**DATASET**:
::::::::::

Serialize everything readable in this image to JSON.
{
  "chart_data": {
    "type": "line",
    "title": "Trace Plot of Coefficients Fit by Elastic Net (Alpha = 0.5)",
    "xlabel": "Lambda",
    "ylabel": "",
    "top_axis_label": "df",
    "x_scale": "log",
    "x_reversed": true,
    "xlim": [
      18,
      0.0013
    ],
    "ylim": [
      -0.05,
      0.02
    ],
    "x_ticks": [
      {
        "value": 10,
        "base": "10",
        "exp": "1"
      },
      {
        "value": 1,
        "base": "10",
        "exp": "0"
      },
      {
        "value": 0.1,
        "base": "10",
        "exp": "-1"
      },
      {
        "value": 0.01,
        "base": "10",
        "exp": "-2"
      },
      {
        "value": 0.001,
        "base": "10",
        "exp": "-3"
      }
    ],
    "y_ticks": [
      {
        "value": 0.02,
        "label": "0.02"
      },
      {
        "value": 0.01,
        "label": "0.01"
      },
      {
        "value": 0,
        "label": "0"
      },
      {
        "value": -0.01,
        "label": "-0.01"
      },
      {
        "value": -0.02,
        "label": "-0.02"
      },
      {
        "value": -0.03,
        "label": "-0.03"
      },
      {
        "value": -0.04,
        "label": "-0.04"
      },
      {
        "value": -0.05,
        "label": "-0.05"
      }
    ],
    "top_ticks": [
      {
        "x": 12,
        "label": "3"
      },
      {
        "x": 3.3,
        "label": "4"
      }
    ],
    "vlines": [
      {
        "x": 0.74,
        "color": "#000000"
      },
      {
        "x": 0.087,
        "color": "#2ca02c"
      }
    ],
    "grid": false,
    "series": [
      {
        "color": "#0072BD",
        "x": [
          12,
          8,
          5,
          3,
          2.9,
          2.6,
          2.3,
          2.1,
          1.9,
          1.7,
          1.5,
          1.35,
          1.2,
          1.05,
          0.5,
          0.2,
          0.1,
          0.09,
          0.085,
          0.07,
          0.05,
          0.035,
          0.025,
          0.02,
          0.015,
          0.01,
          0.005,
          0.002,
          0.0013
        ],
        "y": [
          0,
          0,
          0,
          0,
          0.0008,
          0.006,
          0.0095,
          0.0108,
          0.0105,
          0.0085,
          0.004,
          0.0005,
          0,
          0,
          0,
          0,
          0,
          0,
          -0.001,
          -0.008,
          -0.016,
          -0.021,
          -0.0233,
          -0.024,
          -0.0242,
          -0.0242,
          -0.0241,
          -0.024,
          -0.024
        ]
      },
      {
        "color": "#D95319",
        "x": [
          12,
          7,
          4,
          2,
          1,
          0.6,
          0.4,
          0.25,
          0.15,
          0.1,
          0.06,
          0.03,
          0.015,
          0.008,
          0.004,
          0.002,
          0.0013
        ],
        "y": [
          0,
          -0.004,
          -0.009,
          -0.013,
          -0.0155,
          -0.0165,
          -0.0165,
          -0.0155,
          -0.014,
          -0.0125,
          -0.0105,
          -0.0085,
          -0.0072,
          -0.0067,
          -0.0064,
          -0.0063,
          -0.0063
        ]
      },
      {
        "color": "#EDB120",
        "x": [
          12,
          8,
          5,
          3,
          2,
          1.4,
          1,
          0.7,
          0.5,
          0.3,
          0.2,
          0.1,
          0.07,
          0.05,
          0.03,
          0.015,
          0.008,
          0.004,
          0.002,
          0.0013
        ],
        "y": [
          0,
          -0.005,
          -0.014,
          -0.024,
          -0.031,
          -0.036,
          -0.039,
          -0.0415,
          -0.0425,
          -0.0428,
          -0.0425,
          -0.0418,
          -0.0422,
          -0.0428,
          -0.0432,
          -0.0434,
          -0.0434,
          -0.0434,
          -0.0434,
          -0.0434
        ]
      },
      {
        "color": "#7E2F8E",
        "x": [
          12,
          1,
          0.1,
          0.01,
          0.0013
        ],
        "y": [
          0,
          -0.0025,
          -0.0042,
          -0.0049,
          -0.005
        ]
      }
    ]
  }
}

::::::::::

**DIRECTION**: Copy all the records above precisely.

**ANSWER TO THIS EXERCISE**:
Serialize everything readable in this image to JSON.
{
  "chart_data": {
    "type": "line",
    "title": "Trace Plot of Coefficients Fit by Elastic Net (Alpha = 0.5)",
    "xlabel": "Lambda",
    "ylabel": "",
    "top_axis_label": "df",
    "x_scale": "log",
    "x_reversed": true,
    "xlim": [
      18,
      0.0013
    ],
    "ylim": [
      -0.05,
      0.02
    ],
    "x_ticks": [
      {
        "value": 10,
        "base": "10",
        "exp": "1"
      },
      {
        "value": 1,
        "base": "10",
        "exp": "0"
      },
      {
        "value": 0.1,
        "base": "10",
        "exp": "-1"
      },
      {
        "value": 0.01,
        "base": "10",
        "exp": "-2"
      },
      {
        "value": 0.001,
        "base": "10",
        "exp": "-3"
      }
    ],
    "y_ticks": [
      {
        "value": 0.02,
        "label": "0.02"
      },
      {
        "value": 0.01,
        "label": "0.01"
      },
      {
        "value": 0,
        "label": "0"
      },
      {
        "value": -0.01,
        "label": "-0.01"
      },
      {
        "value": -0.02,
        "label": "-0.02"
      },
      {
        "value": -0.03,
        "label": "-0.03"
      },
      {
        "value": -0.04,
        "label": "-0.04"
      },
      {
        "value": -0.05,
        "label": "-0.05"
      }
    ],
    "top_ticks": [
      {
        "x": 12,
        "label": "3"
      },
      {
        "x": 3.3,
        "label": "4"
      }
    ],
    "vlines": [
      {
        "x": 0.74,
        "color": "#000000"
      },
      {
        "x": 0.087,
        "color": "#2ca02c"
      }
    ],
    "grid": false,
    "series": [
      {
        "color": "#0072BD",
        "x": [
          12,
          8,
          5,
          3,
          2.9,
          2.6,
          2.3,
          2.1,
          1.9,
          1.7,
          1.5,
          1.35,
          1.2,
          1.05,
          0.5,
          0.2,
          0.1,
          0.09,
          0.085,
          0.07,
          0.05,
          0.035,
          0.025,
          0.02,
          0.015,
          0.01,
          0.005,
          0.002,
          0.0013
        ],
        "y": [
          0,
          0,
          0,
          0,
          0.0008,
          0.006,
          0.0095,
          0.0108,
          0.0105,
          0.0085,
          0.004,
          0.0005,
          0,
          0,
          0,
          0,
          0,
          0,
          -0.001,
          -0.008,
          -0.016,
          -0.021,
          -0.0233,
          -0.024,
          -0.0242,
          -0.0242,
          -0.0241,
          -0.024,
          -0.024
        ]
      },
      {
        "color": "#D95319",
        "x": [
          12,
          7,
          4,
          2,
          1,
          0.6,
          0.4,
          0.25,
          0.15,
          0.1,
          0.06,
          0.03,
          0.015,
          0.008,
          0.004,
          0.002,
          0.0013
        ],
        "y": [
          0,
          -0.004,
          -0.009,
          -0.013,
          -0.0155,
          -0.0165,
          -0.0165,
          -0.0155,
          -0.014,
          -0.0125,
          -0.0105,
          -0.0085,
          -0.0072,
          -0.0067,
          -0.0064,
          -0.0063,
          -0.0063
        ]
      },
      {
        "color": "#EDB120",
        "x": [
          12,
          8,
          5,
          3,
          2,
          1.4,
          1,
          0.7,
          0.5,
          0.3,
          0.2,
          0.1,
          0.07,
          0.05,
          0.03,
          0.015,
          0.008,
          0.004,
          0.002,
          0.0013
        ],
        "y": [
          0,
          -0.005,
          -0.014,
          -0.024,
          -0.031,
          -0.036,
          -0.039,
          -0.0415,
          -0.0425,
          -0.0428,
          -0.0425,
          -0.0418,
          -0.0422,
          -0.0428,
          -0.0432,
          -0.0434,
          -0.0434,
          -0.0434,
          -0.0434,
          -0.0434
        ]
      },
      {
        "color": "#7E2F8E",
        "x": [
          12,
          1,
          0.1,
          0.01,
          0.0013
        ],
        "y": [
          0,
          -0.0025,
          -0.0042,
          -0.0049,
          -0.005
        ]
      }
    ]
  }
}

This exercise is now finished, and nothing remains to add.